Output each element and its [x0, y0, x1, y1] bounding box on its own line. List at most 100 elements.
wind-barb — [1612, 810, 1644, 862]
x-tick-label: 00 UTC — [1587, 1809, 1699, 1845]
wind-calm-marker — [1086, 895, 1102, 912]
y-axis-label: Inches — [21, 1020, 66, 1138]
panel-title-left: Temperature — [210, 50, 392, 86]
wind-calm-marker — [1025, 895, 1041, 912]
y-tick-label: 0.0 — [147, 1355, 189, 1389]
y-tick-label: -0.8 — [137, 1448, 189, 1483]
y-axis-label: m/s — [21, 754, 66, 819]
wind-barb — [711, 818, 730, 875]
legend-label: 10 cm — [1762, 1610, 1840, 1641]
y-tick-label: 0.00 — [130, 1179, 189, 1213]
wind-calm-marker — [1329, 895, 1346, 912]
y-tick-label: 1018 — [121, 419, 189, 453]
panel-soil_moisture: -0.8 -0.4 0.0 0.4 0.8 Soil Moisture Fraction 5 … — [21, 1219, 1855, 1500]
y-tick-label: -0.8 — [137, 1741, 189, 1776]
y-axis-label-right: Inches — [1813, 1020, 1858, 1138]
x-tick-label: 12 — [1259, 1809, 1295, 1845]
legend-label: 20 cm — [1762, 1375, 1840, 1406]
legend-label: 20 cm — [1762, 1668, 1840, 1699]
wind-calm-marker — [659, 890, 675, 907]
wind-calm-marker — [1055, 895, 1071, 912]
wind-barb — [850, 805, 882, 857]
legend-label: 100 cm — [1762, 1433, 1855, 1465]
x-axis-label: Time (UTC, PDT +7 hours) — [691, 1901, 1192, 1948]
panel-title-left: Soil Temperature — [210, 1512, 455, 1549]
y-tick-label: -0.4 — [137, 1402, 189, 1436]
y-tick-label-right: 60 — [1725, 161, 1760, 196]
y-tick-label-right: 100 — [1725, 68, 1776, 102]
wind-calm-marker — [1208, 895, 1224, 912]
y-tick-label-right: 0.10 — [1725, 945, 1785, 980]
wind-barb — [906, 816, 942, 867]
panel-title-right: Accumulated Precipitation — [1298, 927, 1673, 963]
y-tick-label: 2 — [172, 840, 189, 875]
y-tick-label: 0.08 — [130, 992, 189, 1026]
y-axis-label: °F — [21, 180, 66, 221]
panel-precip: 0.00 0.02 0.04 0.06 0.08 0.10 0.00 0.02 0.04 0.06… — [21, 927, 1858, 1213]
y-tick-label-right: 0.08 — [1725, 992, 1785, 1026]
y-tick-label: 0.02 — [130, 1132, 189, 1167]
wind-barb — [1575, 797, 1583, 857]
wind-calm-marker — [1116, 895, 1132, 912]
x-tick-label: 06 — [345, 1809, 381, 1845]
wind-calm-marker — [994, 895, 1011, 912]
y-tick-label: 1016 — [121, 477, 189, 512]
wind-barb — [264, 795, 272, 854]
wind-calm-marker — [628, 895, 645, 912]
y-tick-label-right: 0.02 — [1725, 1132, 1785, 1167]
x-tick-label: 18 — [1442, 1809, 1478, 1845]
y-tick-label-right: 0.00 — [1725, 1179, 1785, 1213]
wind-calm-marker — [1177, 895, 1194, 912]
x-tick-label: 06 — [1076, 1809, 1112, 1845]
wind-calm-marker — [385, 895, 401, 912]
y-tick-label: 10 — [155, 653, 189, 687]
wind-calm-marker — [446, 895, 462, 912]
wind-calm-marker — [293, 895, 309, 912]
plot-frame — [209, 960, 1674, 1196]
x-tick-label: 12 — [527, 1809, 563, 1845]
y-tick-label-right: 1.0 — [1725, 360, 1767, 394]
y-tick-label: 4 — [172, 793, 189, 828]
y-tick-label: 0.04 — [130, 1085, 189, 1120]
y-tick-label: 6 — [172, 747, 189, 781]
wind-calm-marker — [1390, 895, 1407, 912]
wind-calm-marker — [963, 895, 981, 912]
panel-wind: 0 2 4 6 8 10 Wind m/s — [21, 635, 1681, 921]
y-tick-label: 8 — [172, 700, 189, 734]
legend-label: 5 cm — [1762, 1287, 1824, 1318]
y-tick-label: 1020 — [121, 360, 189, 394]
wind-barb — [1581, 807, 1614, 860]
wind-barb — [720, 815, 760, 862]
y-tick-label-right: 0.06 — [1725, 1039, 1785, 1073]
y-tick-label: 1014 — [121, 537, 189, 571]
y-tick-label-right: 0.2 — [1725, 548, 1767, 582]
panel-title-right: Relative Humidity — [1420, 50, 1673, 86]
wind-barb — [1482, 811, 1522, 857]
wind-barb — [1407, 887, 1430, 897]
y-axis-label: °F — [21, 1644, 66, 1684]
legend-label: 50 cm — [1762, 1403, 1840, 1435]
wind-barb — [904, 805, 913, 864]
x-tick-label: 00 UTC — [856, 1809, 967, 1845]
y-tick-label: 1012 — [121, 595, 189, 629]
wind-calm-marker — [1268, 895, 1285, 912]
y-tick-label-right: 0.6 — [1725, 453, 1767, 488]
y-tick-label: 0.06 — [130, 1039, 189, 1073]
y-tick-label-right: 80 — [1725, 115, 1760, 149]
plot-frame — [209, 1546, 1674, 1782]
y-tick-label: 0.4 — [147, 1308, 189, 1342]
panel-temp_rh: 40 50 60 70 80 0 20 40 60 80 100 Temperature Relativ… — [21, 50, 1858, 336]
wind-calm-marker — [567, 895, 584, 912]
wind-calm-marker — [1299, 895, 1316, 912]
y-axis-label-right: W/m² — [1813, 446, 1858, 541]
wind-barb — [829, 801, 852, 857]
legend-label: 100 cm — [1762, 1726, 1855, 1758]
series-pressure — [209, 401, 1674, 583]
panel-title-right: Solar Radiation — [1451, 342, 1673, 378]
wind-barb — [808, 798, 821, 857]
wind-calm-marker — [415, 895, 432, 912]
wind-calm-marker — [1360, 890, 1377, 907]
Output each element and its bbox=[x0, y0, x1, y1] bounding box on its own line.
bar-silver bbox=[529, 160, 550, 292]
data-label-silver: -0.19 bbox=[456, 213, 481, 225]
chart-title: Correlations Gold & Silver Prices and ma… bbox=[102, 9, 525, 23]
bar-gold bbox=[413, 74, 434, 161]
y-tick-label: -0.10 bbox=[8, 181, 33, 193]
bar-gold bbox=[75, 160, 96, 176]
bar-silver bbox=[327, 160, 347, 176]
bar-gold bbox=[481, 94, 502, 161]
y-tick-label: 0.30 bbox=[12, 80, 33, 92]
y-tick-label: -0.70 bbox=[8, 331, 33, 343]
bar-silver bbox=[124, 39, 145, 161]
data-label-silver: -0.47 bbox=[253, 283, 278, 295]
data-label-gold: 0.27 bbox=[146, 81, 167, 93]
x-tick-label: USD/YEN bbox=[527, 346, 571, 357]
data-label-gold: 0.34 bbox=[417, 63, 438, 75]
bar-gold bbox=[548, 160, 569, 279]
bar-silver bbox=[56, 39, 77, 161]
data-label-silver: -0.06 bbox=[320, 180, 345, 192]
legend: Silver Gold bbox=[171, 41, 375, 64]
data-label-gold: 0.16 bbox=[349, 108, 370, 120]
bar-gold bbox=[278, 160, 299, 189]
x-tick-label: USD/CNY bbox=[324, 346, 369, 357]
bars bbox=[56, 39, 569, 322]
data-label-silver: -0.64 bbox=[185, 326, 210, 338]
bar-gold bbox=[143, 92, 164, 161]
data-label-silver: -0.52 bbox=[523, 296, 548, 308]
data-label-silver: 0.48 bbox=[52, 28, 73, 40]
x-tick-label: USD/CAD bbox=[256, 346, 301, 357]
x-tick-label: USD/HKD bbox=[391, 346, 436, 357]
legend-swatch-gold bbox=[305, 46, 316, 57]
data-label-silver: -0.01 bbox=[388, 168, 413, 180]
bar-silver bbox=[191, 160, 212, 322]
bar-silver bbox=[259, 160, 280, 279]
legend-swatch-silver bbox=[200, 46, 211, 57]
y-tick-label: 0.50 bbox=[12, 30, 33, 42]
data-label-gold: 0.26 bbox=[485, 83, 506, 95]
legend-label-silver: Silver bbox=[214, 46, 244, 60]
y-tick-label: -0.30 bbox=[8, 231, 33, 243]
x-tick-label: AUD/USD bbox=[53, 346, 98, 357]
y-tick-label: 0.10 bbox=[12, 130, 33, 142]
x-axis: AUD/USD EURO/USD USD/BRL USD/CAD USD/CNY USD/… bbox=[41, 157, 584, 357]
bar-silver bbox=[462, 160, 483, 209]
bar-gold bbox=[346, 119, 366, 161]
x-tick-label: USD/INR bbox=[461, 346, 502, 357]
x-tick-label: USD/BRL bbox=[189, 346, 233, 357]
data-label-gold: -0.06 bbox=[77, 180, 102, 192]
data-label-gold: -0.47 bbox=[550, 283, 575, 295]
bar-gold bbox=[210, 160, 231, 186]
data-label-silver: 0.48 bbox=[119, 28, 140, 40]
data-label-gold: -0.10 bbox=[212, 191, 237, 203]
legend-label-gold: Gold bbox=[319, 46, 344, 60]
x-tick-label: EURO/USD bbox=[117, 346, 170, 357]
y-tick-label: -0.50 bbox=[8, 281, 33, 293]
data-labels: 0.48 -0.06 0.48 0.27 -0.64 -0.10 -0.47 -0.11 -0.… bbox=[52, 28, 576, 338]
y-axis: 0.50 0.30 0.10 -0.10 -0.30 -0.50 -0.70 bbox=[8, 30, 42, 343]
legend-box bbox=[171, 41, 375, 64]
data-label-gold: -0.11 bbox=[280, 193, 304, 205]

= = = =

◆ To be done
Copy the items word for word, from the first line down through the line containing "x-tick-label: 12 — [1259, 1809, 1295, 1845]".

◆ Exercise result
Output each element and its [x0, y0, x1, y1] bounding box on its own line. List at most 100 elements.
wind-barb — [1612, 810, 1644, 862]
x-tick-label: 00 UTC — [1587, 1809, 1699, 1845]
wind-calm-marker — [1086, 895, 1102, 912]
y-axis-label: Inches — [21, 1020, 66, 1138]
panel-title-left: Temperature — [210, 50, 392, 86]
wind-calm-marker — [1025, 895, 1041, 912]
y-tick-label: 0.0 — [147, 1355, 189, 1389]
y-tick-label: -0.8 — [137, 1448, 189, 1483]
y-axis-label: m/s — [21, 754, 66, 819]
wind-barb — [711, 818, 730, 875]
legend-label: 10 cm — [1762, 1610, 1840, 1641]
y-tick-label: 0.00 — [130, 1179, 189, 1213]
wind-calm-marker — [1329, 895, 1346, 912]
y-tick-label: 1018 — [121, 419, 189, 453]
panel-soil_moisture: -0.8 -0.4 0.0 0.4 0.8 Soil Moisture Fraction 5 … — [21, 1219, 1855, 1500]
y-tick-label: -0.8 — [137, 1741, 189, 1776]
y-axis-label-right: Inches — [1813, 1020, 1858, 1138]
x-tick-label: 12 — [1259, 1809, 1295, 1845]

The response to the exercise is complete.